---- Supplied information

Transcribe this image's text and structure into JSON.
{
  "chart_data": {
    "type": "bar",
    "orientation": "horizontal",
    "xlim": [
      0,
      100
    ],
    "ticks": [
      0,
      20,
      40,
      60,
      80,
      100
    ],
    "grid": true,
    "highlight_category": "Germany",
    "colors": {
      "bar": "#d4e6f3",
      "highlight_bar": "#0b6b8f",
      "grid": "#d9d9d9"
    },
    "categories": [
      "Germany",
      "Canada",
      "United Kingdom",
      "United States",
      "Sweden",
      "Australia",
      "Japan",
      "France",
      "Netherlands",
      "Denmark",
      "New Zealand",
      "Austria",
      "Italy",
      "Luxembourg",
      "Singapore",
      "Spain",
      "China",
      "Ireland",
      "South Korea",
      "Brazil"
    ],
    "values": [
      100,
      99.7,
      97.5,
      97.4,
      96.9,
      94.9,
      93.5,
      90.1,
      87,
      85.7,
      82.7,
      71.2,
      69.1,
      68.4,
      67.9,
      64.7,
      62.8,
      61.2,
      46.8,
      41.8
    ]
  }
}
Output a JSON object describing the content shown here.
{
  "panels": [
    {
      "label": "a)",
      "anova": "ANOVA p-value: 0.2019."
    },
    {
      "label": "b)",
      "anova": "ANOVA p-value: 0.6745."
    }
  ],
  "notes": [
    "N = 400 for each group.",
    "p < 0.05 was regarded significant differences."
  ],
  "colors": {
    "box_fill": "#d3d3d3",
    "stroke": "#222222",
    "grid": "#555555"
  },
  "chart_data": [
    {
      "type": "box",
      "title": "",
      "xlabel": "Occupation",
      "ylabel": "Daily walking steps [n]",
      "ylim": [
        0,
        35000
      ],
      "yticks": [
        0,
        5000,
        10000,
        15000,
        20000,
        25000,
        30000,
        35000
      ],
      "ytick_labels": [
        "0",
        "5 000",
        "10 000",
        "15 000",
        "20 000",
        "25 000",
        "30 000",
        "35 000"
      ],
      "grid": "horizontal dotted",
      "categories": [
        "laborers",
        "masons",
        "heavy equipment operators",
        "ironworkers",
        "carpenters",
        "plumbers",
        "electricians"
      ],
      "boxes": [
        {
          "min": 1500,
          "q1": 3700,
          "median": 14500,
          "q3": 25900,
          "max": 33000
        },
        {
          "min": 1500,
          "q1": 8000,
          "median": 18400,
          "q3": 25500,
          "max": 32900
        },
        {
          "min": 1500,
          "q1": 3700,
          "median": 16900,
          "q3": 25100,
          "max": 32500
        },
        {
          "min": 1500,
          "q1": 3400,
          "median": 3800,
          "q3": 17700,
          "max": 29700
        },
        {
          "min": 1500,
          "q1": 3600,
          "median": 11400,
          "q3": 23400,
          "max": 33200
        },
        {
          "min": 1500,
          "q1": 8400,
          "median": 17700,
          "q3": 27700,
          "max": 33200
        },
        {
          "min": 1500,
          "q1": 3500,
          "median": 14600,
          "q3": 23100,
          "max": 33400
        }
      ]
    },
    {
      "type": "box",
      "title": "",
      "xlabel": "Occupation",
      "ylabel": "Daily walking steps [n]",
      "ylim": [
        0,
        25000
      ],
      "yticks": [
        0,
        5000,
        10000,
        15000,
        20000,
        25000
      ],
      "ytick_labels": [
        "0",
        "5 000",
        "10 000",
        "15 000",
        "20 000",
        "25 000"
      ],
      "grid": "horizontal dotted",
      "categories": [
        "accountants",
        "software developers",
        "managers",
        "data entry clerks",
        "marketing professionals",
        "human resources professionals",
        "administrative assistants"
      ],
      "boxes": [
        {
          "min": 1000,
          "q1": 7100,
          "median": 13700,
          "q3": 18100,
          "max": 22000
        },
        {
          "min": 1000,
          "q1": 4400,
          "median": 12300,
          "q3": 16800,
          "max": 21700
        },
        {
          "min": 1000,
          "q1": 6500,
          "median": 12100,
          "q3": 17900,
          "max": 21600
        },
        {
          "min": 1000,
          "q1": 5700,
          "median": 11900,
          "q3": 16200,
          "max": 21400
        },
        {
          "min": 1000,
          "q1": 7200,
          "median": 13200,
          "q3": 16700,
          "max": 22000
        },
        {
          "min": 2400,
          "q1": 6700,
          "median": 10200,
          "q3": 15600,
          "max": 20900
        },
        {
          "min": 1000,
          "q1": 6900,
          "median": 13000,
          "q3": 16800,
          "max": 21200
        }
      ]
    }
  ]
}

--------

# What you are asked to do
Reproduce the material verbatim, line by line.

# Finished task
Transcribe this image's text and structure into JSON.
{
  "chart_data": {
    "type": "bar",
    "orientation": "horizontal",
    "xlim": [
      0,
      100
    ],
    "ticks": [
      0,
      20,
      40,
      60,
      80,
      100
    ],
    "grid": true,
    "highlight_category": "Germany",
    "colors": {
      "bar": "#d4e6f3",
      "highlight_bar": "#0b6b8f",
      "grid": "#d9d9d9"
    },
    "categories": [
      "Germany",
      "Canada",
      "United Kingdom",
      "United States",
      "Sweden",
      "Australia",
      "Japan",
      "France",
      "Netherlands",
      "Denmark",
      "New Zealand",
      "Austria",
      "Italy",
      "Luxembourg",
      "Singapore",
      "Spain",
      "China",
      "Ireland",
      "South Korea",
      "Brazil"
    ],
    "values": [
      100,
      99.7,
      97.5,
      97.4,
      96.9,
      94.9,
      93.5,
      90.1,
      87,
      85.7,
      82.7,
      71.2,
      69.1,
      68.4,
      67.9,
      64.7,
      62.8,
      61.2,
      46.8,
      41.8
    ]
  }
}
Output a JSON object describing the content shown here.
{
  "panels": [
    {
      "label": "a)",
      "anova": "ANOVA p-value: 0.2019."
    },
    {
      "label": "b)",
      "anova": "ANOVA p-value: 0.6745."
    }
  ],
  "notes": [
    "N = 400 for each group.",
    "p < 0.05 was regarded significant differences."
  ],
  "colors": {
    "box_fill": "#d3d3d3",
    "stroke": "#222222",
    "grid": "#555555"
  },
  "chart_data": [
    {
      "type": "box",
      "title": "",
      "xlabel": "Occupation",
      "ylabel": "Daily walking steps [n]",
      "ylim": [
        0,
        35000
      ],
      "yticks": [
        0,
        5000,
        10000,
        15000,
        20000,
        25000,
        30000,
        35000
      ],
      "ytick_labels": [
        "0",
        "5 000",
        "10 000",
        "15 000",
        "20 000",
        "25 000",
        "30 000",
        "35 000"
      ],
      "grid": "horizontal dotted",
      "categories": [
        "laborers",
        "masons",
        "heavy equipment operators",
        "ironworkers",
        "carpenters",
        "plumbers",
        "electricians"
      ],
      "boxes": [
        {
          "min": 1500,
          "q1": 3700,
          "median": 14500,
          "q3": 25900,
          "max": 33000
        },
        {
          "min": 1500,
          "q1": 8000,
          "median": 18400,
          "q3": 25500,
          "max": 32900
        },
        {
          "min": 1500,
          "q1": 3700,
          "median": 16900,
          "q3": 25100,
          "max": 32500
        },
        {
          "min": 1500,
          "q1": 3400,
          "median": 3800,
          "q3": 17700,
          "max": 29700
        },
        {
          "min": 1500,
          "q1": 3600,
          "median": 11400,
          "q3": 23400,
          "max": 33200
        },
        {
          "min": 1500,
          "q1": 8400,
          "median": 17700,
          "q3": 27700,
          "max": 33200
        },
        {
          "min": 1500,
          "q1": 3500,
          "median": 14600,
          "q3": 23100,
          "max": 33400
        }
      ]
    },
    {
      "type": "box",
      "title": "",
      "xlabel": "Occupation",
      "ylabel": "Daily walking steps [n]",
      "ylim": [
        0,
        25000
      ],
      "yticks": [
        0,
        5000,
        10000,
        15000,
        20000,
        25000
      ],
      "ytick_labels": [
        "0",
        "5 000",
        "10 000",
        "15 000",
        "20 000",
        "25 000"
      ],
      "grid": "horizontal dotted",
      "categories": [
        "accountants",
        "software developers",
        "managers",
        "data entry clerks",
        "marketing professionals",
        "human resources professionals",
        "administrative assistants"
      ],
      "boxes": [
        {
          "min": 1000,
          "q1": 7100,
          "median": 13700,
          "q3": 18100,
          "max": 22000
        },
        {
          "min": 1000,
          "q1": 4400,
          "median": 12300,
          "q3": 16800,
          "max": 21700
        },
        {
          "min": 1000,
          "q1": 6500,
          "median": 12100,
          "q3": 17900,
          "max": 21600
        },
        {
          "min": 1000,
          "q1": 5700,
          "median": 11900,
          "q3": 16200,
          "max": 21400
        },
        {
          "min": 1000,
          "q1": 7200,
          "median": 13200,
          "q3": 16700,
          "max": 22000
        },
        {
          "min": 2400,
          "q1": 6700,
          "median": 10200,
          "q3": 15600,
          "max": 20900
        },
        {
          "min": 1000,
          "q1": 6900,
          "median": 13000,
          "q3": 16800,
          "max": 21200
        }
      ]
    }
  ]
}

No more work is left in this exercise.